** Begin Selected passage **

Schematic magnitude spectrum showing levels of individual harmonics in a mixture of vowel sounds. (a) The two vowels have different fundamental frequencies, forming two different harmonic series. (b) The two vowels are on the same fundamental frequency so only a single harmonic series is present. Note that the different first-formant frequencies of the two vowels are not well represented in (b).

The other reason, which in practice only applies for F0 differences greater than approximately four semitones (Bird & Darwin 1998), is that a common harmonic series helps to group together the different formant regions that make up a voiced sound such as a vowel (as proposed in Broadbent & Ladefoged 1957) and to separate them from sounds on different F0s (Darwin 1981; Darwin & Gardner 1986). Allocating the appropriate upper formants to the appropriate speaker is an important use of the pitch mechanism originally proposed by Schouten (1940) that operates on unresolved harmonics (see Moore 2008).

** End Selected passage **
** Begin Data provided **

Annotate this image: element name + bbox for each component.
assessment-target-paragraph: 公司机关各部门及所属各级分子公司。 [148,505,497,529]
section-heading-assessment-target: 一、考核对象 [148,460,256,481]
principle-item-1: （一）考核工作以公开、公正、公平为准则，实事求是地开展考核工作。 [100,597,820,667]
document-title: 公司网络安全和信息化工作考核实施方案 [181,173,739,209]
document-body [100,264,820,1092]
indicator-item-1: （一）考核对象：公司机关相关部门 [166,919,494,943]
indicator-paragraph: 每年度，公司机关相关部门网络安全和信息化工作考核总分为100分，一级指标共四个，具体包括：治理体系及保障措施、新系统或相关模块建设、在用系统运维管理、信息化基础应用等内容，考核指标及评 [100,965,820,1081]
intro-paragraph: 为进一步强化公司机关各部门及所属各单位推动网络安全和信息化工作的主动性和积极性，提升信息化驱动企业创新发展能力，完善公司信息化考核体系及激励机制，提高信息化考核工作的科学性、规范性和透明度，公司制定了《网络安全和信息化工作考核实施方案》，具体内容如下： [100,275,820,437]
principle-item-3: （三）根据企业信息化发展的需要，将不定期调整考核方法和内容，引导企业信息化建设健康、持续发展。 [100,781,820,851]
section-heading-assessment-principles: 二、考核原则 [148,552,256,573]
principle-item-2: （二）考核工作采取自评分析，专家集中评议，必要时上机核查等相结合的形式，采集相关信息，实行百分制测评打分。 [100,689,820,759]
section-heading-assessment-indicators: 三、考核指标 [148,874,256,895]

** End Data provided **

◆ **Goal**:
Revise the part of the text on vowel harmonics that opens with the words containing "Schematic magnitude spectrum" and closes with "represented in (b).", changing "vowel sounds" to "speech sounds". Work only from the text.

◆ **Full response**:
Schematic magnitude spectrum showing levels of individual harmonics in a mixture of speech sounds. (a) The two vowels have different fundamental frequencies, forming two different harmonic series. (b) The two vowels are on the same fundamental frequency so only a single harmonic series is present. Note that the different first-formant frequencies of the two vowels are not well represented in (b).